EXERCISE:
From the records below, pull each line that has "images".

━━ MATERIAL TO PROCESS ━━

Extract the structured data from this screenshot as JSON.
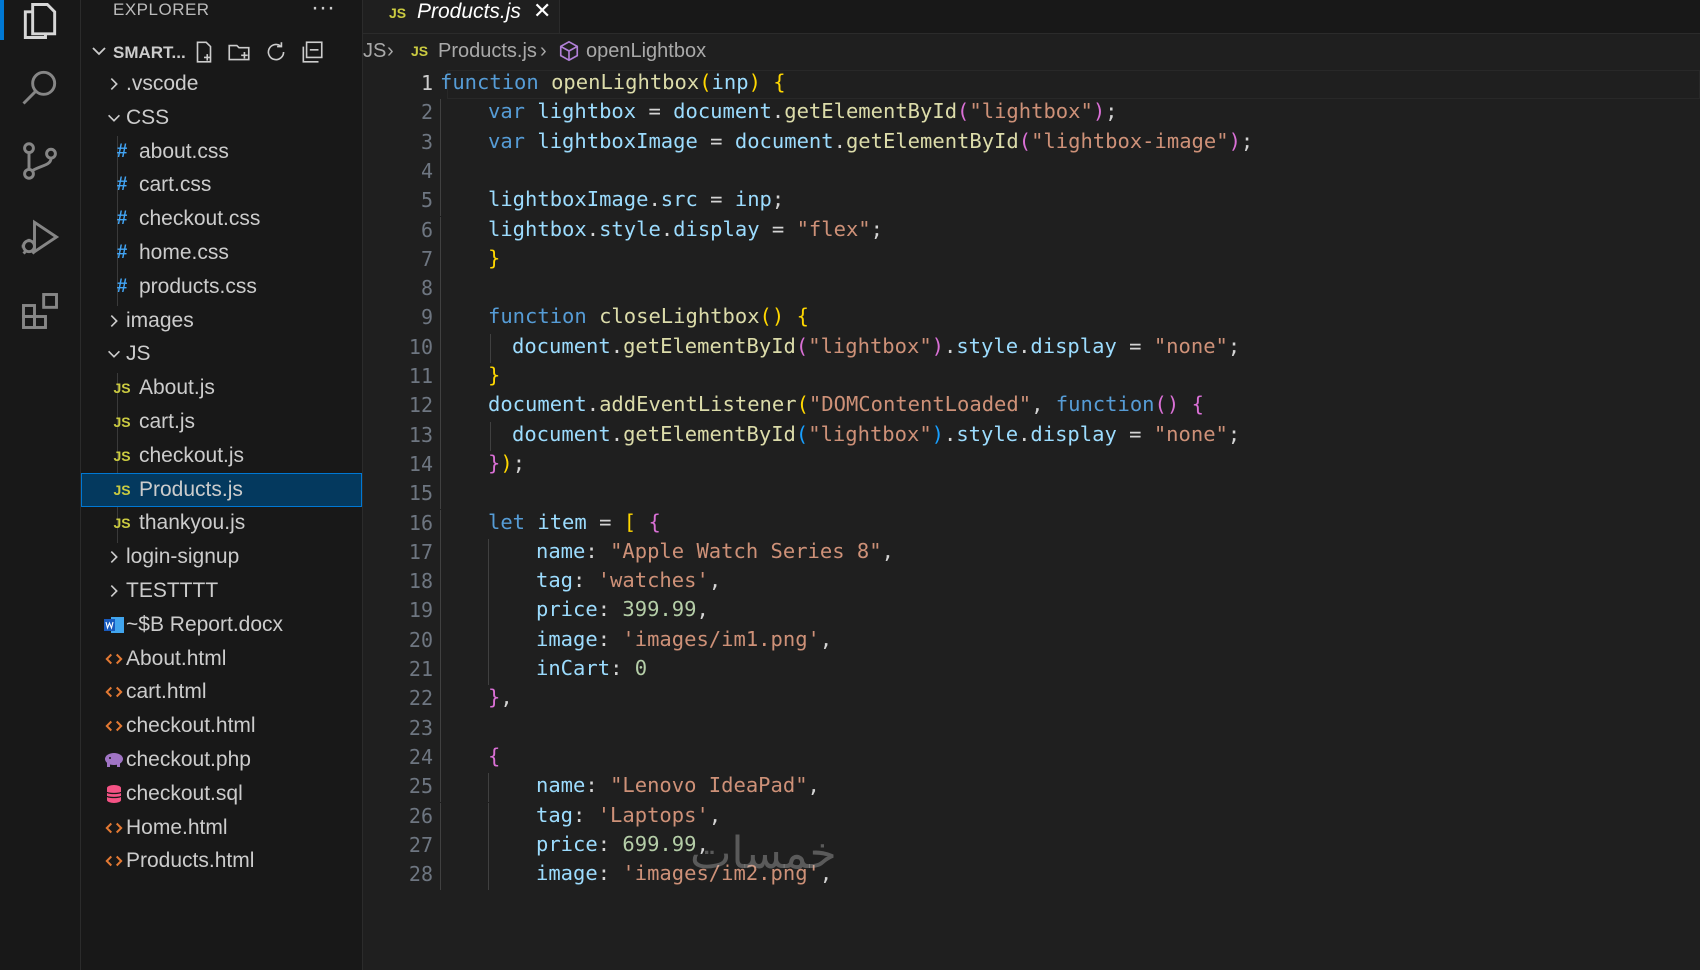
{
  "sidebar": {
    "title": "EXPLORER",
    "more": "···",
    "workspace": "SMART...",
    "items": [
      {
        "label": ".vscode",
        "icon": "chevron-right",
        "depth": 0
      },
      {
        "label": "CSS",
        "icon": "chevron-down",
        "depth": 0
      },
      {
        "label": "about.css",
        "icon": "#",
        "depth": 1
      },
      {
        "label": "cart.css",
        "icon": "#",
        "depth": 1
      },
      {
        "label": "checkout.css",
        "icon": "#",
        "depth": 1
      },
      {
        "label": "home.css",
        "icon": "#",
        "depth": 1
      },
      {
        "label": "products.css",
        "icon": "#",
        "depth": 1
      },
      {
        "label": "images",
        "icon": "chevron-right",
        "depth": 0
      },
      {
        "label": "JS",
        "icon": "chevron-down",
        "depth": 0
      },
      {
        "label": "About.js",
        "icon": "JS",
        "depth": 1
      },
      {
        "label": "cart.js",
        "icon": "JS",
        "depth": 1
      },
      {
        "label": "checkout.js",
        "icon": "JS",
        "depth": 1
      },
      {
        "label": "Products.js",
        "icon": "JS",
        "depth": 1,
        "selected": true
      },
      {
        "label": "thankyou.js",
        "icon": "JS",
        "depth": 1
      },
      {
        "label": "login-signup",
        "icon": "chevron-right",
        "depth": 0
      },
      {
        "label": "TESTTTT",
        "icon": "chevron-right",
        "depth": 0
      },
      {
        "label": "~$B Report.docx",
        "icon": "word",
        "depth": 0
      },
      {
        "label": "About.html",
        "icon": "html",
        "depth": 0
      },
      {
        "label": "cart.html",
        "icon": "html",
        "depth": 0
      },
      {
        "label": "checkout.html",
        "icon": "html",
        "depth": 0
      },
      {
        "label": "checkout.php",
        "icon": "php",
        "depth": 0
      },
      {
        "label": "checkout.sql",
        "icon": "sql",
        "depth": 0
      },
      {
        "label": "Home.html",
        "icon": "html",
        "depth": 0
      },
      {
        "label": "Products.html",
        "icon": "html",
        "depth": 0
      }
    ]
  },
  "tab": {
    "badge": "JS",
    "name": "Products.js",
    "close": "✕"
  },
  "breadcrumb": {
    "folder": "JS",
    "sep": "›",
    "badge": "JS",
    "file": "Products.js",
    "symbol": "openLightbox"
  },
  "editor": {
    "active_line": 1,
    "lines": [
      {
        "n": "1",
        "indent": 0,
        "tokens": [
          [
            "kw",
            "function "
          ],
          [
            "fn",
            "openLightbox"
          ],
          [
            "b1",
            "("
          ],
          [
            "vr",
            "inp"
          ],
          [
            "b1",
            ")"
          ],
          [
            "op",
            " "
          ],
          [
            "b1",
            "{"
          ]
        ]
      },
      {
        "n": "2",
        "indent": 1,
        "tokens": [
          [
            "kw",
            "var "
          ],
          [
            "vr",
            "lightbox"
          ],
          [
            "op",
            " = "
          ],
          [
            "vr",
            "document"
          ],
          [
            "op",
            "."
          ],
          [
            "fn",
            "getElementById"
          ],
          [
            "b2",
            "("
          ],
          [
            "st",
            "\"lightbox\""
          ],
          [
            "b2",
            ")"
          ],
          [
            "op",
            ";"
          ]
        ]
      },
      {
        "n": "3",
        "indent": 1,
        "tokens": [
          [
            "kw",
            "var "
          ],
          [
            "vr",
            "lightboxImage"
          ],
          [
            "op",
            " = "
          ],
          [
            "vr",
            "document"
          ],
          [
            "op",
            "."
          ],
          [
            "fn",
            "getElementById"
          ],
          [
            "b2",
            "("
          ],
          [
            "st",
            "\"lightbox-image\""
          ],
          [
            "b2",
            ")"
          ],
          [
            "op",
            ";"
          ]
        ]
      },
      {
        "n": "4",
        "indent": 1,
        "tokens": []
      },
      {
        "n": "5",
        "indent": 1,
        "tokens": [
          [
            "vr",
            "lightboxImage"
          ],
          [
            "op",
            "."
          ],
          [
            "vr",
            "src"
          ],
          [
            "op",
            " = "
          ],
          [
            "vr",
            "inp"
          ],
          [
            "op",
            ";"
          ]
        ]
      },
      {
        "n": "6",
        "indent": 1,
        "tokens": [
          [
            "vr",
            "lightbox"
          ],
          [
            "op",
            "."
          ],
          [
            "vr",
            "style"
          ],
          [
            "op",
            "."
          ],
          [
            "vr",
            "display"
          ],
          [
            "op",
            " = "
          ],
          [
            "st",
            "\"flex\""
          ],
          [
            "op",
            ";"
          ]
        ]
      },
      {
        "n": "7",
        "indent": 1,
        "tokens": [
          [
            "b1",
            "}"
          ]
        ]
      },
      {
        "n": "8",
        "indent": 1,
        "tokens": []
      },
      {
        "n": "9",
        "indent": 1,
        "tokens": [
          [
            "kw",
            "function "
          ],
          [
            "fn",
            "closeLightbox"
          ],
          [
            "b1",
            "()"
          ],
          [
            "op",
            " "
          ],
          [
            "b1",
            "{"
          ]
        ]
      },
      {
        "n": "10",
        "indent": 1.5,
        "tokens": [
          [
            "vr",
            "document"
          ],
          [
            "op",
            "."
          ],
          [
            "fn",
            "getElementById"
          ],
          [
            "b2",
            "("
          ],
          [
            "st",
            "\"lightbox\""
          ],
          [
            "b2",
            ")"
          ],
          [
            "op",
            "."
          ],
          [
            "vr",
            "style"
          ],
          [
            "op",
            "."
          ],
          [
            "vr",
            "display"
          ],
          [
            "op",
            " = "
          ],
          [
            "st",
            "\"none\""
          ],
          [
            "op",
            ";"
          ]
        ]
      },
      {
        "n": "11",
        "indent": 1,
        "tokens": [
          [
            "b1",
            "}"
          ]
        ]
      },
      {
        "n": "12",
        "indent": 1,
        "tokens": [
          [
            "vr",
            "document"
          ],
          [
            "op",
            "."
          ],
          [
            "fn",
            "addEventListener"
          ],
          [
            "b1",
            "("
          ],
          [
            "st",
            "\"DOMContentLoaded\""
          ],
          [
            "op",
            ", "
          ],
          [
            "kw",
            "function"
          ],
          [
            "b2",
            "()"
          ],
          [
            "op",
            " "
          ],
          [
            "b2",
            "{"
          ]
        ]
      },
      {
        "n": "13",
        "indent": 1.5,
        "tokens": [
          [
            "vr",
            "document"
          ],
          [
            "op",
            "."
          ],
          [
            "fn",
            "getElementById"
          ],
          [
            "b3",
            "("
          ],
          [
            "st",
            "\"lightbox\""
          ],
          [
            "b3",
            ")"
          ],
          [
            "op",
            "."
          ],
          [
            "vr",
            "style"
          ],
          [
            "op",
            "."
          ],
          [
            "vr",
            "display"
          ],
          [
            "op",
            " = "
          ],
          [
            "st",
            "\"none\""
          ],
          [
            "op",
            ";"
          ]
        ]
      },
      {
        "n": "14",
        "indent": 1,
        "tokens": [
          [
            "b2",
            "}"
          ],
          [
            "b1",
            ")"
          ],
          [
            "op",
            ";"
          ]
        ]
      },
      {
        "n": "15",
        "indent": 1,
        "tokens": []
      },
      {
        "n": "16",
        "indent": 1,
        "tokens": [
          [
            "kw",
            "let "
          ],
          [
            "vr",
            "item"
          ],
          [
            "op",
            " = "
          ],
          [
            "b1",
            "["
          ],
          [
            "op",
            " "
          ],
          [
            "b2",
            "{"
          ]
        ]
      },
      {
        "n": "17",
        "indent": 2,
        "tokens": [
          [
            "vr",
            "name"
          ],
          [
            "op",
            ": "
          ],
          [
            "st",
            "\"Apple Watch Series 8\""
          ],
          [
            "op",
            ","
          ]
        ]
      },
      {
        "n": "18",
        "indent": 2,
        "tokens": [
          [
            "vr",
            "tag"
          ],
          [
            "op",
            ": "
          ],
          [
            "st",
            "'watches'"
          ],
          [
            "op",
            ","
          ]
        ]
      },
      {
        "n": "19",
        "indent": 2,
        "tokens": [
          [
            "vr",
            "price"
          ],
          [
            "op",
            ": "
          ],
          [
            "nm",
            "399.99"
          ],
          [
            "op",
            ","
          ]
        ]
      },
      {
        "n": "20",
        "indent": 2,
        "tokens": [
          [
            "vr",
            "image"
          ],
          [
            "op",
            ": "
          ],
          [
            "st",
            "'images/im1.png'"
          ],
          [
            "op",
            ","
          ]
        ]
      },
      {
        "n": "21",
        "indent": 2,
        "tokens": [
          [
            "vr",
            "inCart"
          ],
          [
            "op",
            ": "
          ],
          [
            "nm",
            "0"
          ]
        ]
      },
      {
        "n": "22",
        "indent": 1,
        "tokens": [
          [
            "b2",
            "}"
          ],
          [
            "op",
            ","
          ]
        ]
      },
      {
        "n": "23",
        "indent": 1,
        "tokens": []
      },
      {
        "n": "24",
        "indent": 1,
        "tokens": [
          [
            "b2",
            "{"
          ]
        ]
      },
      {
        "n": "25",
        "indent": 2,
        "tokens": [
          [
            "vr",
            "name"
          ],
          [
            "op",
            ": "
          ],
          [
            "st",
            "\"Lenovo IdeaPad\""
          ],
          [
            "op",
            ","
          ]
        ]
      },
      {
        "n": "26",
        "indent": 2,
        "tokens": [
          [
            "vr",
            "tag"
          ],
          [
            "op",
            ": "
          ],
          [
            "st",
            "'Laptops'"
          ],
          [
            "op",
            ","
          ]
        ]
      },
      {
        "n": "27",
        "indent": 2,
        "tokens": [
          [
            "vr",
            "price"
          ],
          [
            "op",
            ": "
          ],
          [
            "nm",
            "699.99"
          ],
          [
            "op",
            ","
          ]
        ]
      },
      {
        "n": "28",
        "indent": 2,
        "tokens": [
          [
            "vr",
            "image"
          ],
          [
            "op",
            ": "
          ],
          [
            "st",
            "'images/im2.png'"
          ],
          [
            "op",
            ","
          ]
        ]
      }
    ]
  },
  "watermark": "خمسات",
  "colors": {
    "accent": "#0078d4",
    "selection": "#04395e",
    "js_badge": "#cbcb41",
    "css_badge": "#42a5f5",
    "html_badge": "#e37933"
  }
}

━━━

ANSWER:
        "label": "images",
            "'images/im1.png'"
            "'images/im2.png'"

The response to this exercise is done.